→ Page excerpt
BEGIN

My apologies for the delay. I believe the authors and I have good
resolutions for those of your comments that were not fully resolved
prviously. Please see below (deleting some older text in this thread).

Thanks,
Donald

PS: Although I will be somewhat in contact I'm on vacation at the
WorldCon (www.sasquan.org) from tomorrow through next Monday.
=============================
 Donald E. Eastlake 3rd   +1-508-333-2270 (cell)
 155 Beaver Street, Milford, MA 01757 USA
 d3e3e3@gmail.com


On Fri, Jul 31, 2015 at 1:24 PM, Alia Atlas <akatlas@gmail.com> wrote:
> Hi Donald,
>...
> On Fri, Jul 31, 2015 at 1:01 PM, Donald Eastlake <d3e3e3@gmail.com> wrote:
>> Hi Alia,
>> On Fri, Jul 31, 2015 at 11:22 AM, Alia Atlas <akatlas@gmail.com> wrote:
>> > ...
>>...
>>
>> > Major Issues:
>> >
>> > 1) In Sec 5.3, it says "If an RBridge RB1 advertises an Affinity sub-TLV
>> > with an AFFINITY RECORD that's ask for nickname RBn to be its child in
>> > any tree and RB1 is not adjacent to a real or virtual RBridge RBn,
>> > that AFFINITY RECORD is in conflict with the campus topology and MUST
>> > be ignored."  How does an RBridge determine the connectivity of a
>> > virtual RBridge RBn?  I can see that a Designated RBridge announces
>> > the pseudo-nickname for the vDRB to the other RBridges in the LAALPs
>> > (as described in draft-ietf-trill-pseudonode-nickname) but I don't see
>> > any specific way that the connectivity of a virtual RBridge is
>> > described and known by the other RBridges.  What am I missing?

END

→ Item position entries
BEGIN

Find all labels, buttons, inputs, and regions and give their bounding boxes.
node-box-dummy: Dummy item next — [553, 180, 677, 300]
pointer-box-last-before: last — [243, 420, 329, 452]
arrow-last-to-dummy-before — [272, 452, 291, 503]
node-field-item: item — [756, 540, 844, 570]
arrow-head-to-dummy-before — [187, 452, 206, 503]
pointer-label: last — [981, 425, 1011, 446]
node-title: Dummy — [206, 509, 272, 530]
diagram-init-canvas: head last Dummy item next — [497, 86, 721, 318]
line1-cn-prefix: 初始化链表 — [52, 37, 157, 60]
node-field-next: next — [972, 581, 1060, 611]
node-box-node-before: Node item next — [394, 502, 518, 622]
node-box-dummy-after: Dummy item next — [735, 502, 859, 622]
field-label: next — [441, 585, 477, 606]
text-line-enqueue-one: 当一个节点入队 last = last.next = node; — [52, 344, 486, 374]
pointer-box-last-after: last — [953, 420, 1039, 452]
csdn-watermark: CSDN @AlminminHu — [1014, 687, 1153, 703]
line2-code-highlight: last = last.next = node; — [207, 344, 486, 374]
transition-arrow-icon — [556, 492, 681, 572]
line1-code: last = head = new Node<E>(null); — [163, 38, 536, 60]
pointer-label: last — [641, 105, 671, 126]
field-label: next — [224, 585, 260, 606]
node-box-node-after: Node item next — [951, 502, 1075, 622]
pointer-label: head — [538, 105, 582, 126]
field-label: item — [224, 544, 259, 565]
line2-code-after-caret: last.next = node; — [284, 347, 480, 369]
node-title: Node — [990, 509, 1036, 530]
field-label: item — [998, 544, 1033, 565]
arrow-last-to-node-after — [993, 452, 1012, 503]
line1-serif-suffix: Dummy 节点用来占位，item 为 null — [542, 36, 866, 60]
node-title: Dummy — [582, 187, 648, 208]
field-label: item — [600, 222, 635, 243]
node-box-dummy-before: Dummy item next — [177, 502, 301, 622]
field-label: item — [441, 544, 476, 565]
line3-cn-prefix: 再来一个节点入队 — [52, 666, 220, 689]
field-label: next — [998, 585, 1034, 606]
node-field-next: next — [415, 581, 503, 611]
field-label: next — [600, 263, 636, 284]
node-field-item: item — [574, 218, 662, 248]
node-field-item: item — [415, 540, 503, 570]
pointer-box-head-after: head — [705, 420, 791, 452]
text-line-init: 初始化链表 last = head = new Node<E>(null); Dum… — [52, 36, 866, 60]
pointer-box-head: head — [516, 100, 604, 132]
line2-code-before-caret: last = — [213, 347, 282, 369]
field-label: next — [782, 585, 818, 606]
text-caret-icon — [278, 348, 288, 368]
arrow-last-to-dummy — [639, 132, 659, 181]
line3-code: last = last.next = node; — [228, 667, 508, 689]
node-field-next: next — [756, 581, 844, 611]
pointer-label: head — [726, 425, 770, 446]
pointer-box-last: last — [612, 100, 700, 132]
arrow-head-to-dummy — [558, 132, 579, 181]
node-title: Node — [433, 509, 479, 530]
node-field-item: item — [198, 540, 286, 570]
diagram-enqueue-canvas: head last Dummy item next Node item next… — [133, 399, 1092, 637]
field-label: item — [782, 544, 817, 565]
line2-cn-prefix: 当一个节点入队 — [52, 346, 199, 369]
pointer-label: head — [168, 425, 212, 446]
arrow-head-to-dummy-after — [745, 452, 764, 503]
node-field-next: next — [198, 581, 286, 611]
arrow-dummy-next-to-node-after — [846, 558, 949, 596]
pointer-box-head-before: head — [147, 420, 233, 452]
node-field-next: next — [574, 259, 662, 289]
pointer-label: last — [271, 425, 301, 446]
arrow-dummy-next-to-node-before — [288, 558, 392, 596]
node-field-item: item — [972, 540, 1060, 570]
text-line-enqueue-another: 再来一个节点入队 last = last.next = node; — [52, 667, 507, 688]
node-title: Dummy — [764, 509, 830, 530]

END

Reproduce the email thread word for word, starting at "My apologies for" and ending after "in this thread).". The rows have no connection to the email thread.

My apologies for the delay. I believe the authors and I have good
resolutions for those of your comments that were not fully resolved
prviously. Please see below (deleting some older text in this thread).